## begin
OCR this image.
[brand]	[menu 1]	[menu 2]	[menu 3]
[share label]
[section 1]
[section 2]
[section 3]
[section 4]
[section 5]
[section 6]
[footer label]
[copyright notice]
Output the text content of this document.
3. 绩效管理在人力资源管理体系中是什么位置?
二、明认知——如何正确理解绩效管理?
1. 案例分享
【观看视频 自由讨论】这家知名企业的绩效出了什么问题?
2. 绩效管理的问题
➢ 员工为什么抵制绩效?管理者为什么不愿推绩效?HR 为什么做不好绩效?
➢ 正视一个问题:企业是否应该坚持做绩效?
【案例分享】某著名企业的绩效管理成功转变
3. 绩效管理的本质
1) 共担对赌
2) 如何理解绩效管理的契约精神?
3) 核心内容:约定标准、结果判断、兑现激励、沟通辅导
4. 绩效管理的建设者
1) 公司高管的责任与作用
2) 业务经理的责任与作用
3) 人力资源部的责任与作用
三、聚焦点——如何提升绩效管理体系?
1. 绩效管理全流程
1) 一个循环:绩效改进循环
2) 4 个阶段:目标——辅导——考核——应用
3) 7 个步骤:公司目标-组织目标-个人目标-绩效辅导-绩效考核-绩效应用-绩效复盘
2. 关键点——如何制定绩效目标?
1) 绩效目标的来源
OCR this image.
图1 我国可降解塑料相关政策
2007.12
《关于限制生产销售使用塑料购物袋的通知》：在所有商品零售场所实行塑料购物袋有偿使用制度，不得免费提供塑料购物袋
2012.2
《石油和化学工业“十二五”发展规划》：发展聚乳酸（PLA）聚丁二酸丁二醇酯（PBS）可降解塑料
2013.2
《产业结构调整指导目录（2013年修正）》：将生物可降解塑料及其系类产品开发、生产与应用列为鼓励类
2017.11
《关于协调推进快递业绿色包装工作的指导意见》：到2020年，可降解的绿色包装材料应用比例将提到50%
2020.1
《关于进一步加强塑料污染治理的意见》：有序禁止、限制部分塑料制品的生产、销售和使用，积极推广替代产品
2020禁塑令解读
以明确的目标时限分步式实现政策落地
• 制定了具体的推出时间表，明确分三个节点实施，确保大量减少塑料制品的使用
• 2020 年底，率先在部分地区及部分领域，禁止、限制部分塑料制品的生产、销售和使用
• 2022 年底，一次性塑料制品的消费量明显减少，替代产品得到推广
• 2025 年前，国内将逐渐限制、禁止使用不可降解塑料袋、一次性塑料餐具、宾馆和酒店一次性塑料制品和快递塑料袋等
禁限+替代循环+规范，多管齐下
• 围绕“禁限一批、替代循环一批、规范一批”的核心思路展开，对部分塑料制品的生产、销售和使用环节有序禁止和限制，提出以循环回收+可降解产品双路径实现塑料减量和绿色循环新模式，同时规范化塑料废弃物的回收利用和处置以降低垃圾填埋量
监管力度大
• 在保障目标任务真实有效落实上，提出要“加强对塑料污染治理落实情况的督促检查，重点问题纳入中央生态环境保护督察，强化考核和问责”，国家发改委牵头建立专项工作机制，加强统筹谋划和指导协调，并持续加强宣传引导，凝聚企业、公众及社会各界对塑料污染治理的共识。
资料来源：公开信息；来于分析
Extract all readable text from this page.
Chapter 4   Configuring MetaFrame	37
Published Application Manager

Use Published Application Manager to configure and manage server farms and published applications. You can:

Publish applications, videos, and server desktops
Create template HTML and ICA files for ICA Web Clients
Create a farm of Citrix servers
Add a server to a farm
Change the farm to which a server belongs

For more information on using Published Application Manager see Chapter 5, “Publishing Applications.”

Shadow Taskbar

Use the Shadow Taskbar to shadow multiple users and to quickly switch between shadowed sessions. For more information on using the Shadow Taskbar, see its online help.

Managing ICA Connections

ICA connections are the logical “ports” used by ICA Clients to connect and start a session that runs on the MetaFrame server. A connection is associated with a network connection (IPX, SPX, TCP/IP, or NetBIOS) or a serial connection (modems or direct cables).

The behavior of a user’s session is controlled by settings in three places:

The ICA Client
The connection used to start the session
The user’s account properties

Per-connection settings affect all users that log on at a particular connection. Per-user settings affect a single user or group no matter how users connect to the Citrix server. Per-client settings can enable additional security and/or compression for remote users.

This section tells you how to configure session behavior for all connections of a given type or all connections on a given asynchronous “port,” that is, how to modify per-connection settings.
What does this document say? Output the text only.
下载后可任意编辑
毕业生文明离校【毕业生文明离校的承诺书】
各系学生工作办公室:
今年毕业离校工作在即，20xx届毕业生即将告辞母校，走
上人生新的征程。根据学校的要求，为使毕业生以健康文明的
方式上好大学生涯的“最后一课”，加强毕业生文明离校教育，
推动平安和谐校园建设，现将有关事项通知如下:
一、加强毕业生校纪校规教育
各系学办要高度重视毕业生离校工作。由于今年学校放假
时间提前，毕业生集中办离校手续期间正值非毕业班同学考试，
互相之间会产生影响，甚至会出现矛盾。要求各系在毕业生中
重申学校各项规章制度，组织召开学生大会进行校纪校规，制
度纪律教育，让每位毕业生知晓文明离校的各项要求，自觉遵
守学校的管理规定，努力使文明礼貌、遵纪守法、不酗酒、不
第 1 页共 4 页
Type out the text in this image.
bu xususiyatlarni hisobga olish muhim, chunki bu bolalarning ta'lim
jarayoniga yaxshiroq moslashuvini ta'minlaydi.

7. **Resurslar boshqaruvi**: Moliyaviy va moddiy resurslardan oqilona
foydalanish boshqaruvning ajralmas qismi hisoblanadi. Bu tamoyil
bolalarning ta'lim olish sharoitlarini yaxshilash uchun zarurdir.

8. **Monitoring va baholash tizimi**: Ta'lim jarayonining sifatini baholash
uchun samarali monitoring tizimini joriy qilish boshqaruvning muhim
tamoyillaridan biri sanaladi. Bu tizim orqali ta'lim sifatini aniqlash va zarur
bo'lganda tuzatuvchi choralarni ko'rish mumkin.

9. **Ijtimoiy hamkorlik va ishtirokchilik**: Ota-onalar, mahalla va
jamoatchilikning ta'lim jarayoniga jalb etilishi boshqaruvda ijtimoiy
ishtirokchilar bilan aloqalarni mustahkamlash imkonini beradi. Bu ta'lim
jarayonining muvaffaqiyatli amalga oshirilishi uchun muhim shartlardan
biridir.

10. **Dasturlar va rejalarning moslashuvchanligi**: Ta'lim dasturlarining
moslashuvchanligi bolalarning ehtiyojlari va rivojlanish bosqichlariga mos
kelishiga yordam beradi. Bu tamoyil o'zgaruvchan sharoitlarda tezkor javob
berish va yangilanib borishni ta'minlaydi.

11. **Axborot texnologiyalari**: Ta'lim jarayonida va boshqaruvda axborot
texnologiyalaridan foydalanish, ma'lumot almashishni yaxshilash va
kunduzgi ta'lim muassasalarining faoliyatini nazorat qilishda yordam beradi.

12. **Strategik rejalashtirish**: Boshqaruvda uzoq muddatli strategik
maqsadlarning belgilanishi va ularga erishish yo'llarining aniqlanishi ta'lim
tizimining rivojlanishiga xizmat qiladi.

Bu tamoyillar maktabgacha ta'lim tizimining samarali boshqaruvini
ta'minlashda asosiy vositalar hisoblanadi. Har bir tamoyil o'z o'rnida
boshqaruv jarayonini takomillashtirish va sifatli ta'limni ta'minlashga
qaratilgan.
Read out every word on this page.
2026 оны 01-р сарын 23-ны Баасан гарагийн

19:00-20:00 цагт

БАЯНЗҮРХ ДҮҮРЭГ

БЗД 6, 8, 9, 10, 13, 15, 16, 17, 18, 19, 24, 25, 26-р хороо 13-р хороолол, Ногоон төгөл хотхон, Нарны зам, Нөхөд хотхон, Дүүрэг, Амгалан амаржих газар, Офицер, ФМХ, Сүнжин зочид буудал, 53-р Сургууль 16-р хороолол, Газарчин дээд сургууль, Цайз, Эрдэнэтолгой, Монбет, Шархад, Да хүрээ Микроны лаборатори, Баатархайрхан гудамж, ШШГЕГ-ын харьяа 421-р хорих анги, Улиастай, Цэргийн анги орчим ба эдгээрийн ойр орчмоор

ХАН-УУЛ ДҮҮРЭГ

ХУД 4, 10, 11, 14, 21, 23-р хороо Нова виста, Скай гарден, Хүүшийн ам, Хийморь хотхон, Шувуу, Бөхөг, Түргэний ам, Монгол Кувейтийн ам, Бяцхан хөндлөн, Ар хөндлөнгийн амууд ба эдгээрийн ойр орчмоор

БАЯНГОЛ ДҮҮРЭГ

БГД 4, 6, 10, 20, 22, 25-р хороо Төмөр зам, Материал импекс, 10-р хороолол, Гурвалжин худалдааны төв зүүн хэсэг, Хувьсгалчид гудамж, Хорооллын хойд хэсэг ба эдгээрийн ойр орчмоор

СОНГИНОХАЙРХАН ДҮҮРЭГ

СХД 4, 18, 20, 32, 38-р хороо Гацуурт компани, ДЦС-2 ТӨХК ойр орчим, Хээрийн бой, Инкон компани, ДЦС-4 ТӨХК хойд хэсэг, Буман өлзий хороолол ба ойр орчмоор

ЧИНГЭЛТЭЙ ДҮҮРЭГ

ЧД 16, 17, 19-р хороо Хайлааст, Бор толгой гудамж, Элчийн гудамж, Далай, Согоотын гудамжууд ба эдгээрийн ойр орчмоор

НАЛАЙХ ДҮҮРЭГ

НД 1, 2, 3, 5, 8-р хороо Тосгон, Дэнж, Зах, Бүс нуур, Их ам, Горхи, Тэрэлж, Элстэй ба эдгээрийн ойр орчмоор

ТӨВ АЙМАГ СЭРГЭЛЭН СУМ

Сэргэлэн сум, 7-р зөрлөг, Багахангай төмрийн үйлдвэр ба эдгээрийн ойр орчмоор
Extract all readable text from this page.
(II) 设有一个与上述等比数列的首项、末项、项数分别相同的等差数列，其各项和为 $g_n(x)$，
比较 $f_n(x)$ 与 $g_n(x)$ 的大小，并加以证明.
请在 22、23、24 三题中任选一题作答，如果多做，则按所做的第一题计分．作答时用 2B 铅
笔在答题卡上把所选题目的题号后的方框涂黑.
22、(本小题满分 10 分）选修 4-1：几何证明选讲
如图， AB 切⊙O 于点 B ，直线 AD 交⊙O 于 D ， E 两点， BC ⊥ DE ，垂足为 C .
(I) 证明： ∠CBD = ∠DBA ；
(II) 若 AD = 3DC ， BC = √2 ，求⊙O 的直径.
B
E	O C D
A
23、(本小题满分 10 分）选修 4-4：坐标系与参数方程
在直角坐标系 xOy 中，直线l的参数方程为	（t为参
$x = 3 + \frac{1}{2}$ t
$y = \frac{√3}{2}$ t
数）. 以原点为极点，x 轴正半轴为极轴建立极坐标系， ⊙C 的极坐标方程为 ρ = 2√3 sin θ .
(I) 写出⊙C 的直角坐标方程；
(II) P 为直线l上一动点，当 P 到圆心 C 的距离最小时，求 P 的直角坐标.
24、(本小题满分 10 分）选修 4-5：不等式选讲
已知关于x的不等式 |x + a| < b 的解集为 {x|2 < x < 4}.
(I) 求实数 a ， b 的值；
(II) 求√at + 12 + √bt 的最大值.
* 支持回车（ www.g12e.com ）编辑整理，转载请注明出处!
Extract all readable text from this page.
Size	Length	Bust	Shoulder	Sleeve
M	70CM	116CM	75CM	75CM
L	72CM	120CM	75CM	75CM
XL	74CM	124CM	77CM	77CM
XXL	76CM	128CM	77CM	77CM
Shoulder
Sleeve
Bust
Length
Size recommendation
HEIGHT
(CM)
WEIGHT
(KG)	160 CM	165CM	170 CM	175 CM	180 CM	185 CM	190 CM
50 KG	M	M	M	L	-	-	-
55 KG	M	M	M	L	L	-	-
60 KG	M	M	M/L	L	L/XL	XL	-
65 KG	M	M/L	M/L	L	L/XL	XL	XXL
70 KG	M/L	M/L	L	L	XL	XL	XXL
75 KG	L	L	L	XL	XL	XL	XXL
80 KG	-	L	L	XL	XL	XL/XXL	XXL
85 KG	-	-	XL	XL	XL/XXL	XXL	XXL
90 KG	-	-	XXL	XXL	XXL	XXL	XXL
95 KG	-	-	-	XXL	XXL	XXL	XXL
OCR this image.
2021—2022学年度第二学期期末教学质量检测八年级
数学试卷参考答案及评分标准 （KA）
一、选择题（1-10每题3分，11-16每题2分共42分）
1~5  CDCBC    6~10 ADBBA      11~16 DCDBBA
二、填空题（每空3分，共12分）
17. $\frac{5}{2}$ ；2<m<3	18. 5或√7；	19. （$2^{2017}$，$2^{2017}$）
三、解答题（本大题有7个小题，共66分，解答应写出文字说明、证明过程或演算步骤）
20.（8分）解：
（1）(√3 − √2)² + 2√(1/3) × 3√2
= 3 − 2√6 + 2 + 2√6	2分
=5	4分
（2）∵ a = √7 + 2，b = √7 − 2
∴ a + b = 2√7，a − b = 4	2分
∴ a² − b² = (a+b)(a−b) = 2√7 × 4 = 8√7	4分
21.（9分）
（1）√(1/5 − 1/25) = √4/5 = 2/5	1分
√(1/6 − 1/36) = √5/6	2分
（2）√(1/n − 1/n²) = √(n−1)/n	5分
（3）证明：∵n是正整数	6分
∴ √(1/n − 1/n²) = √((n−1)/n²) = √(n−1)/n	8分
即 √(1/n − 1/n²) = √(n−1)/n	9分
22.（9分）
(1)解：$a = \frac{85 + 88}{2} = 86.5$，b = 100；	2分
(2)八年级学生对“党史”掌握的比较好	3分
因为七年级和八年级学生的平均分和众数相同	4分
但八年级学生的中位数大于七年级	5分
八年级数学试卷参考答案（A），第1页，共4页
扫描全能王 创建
## end
* _YOUR TASK_
Copy every line of the listing that contains the word "sifatini".

* _RESULT FOR THIS EXERCISE_
8. **Monitoring va baholash tizimi**: Ta'lim jarayonining sifatini baholash
tamoyillaridan biri sanaladi. Bu tizim orqali ta'lim sifatini aniqlash va zarur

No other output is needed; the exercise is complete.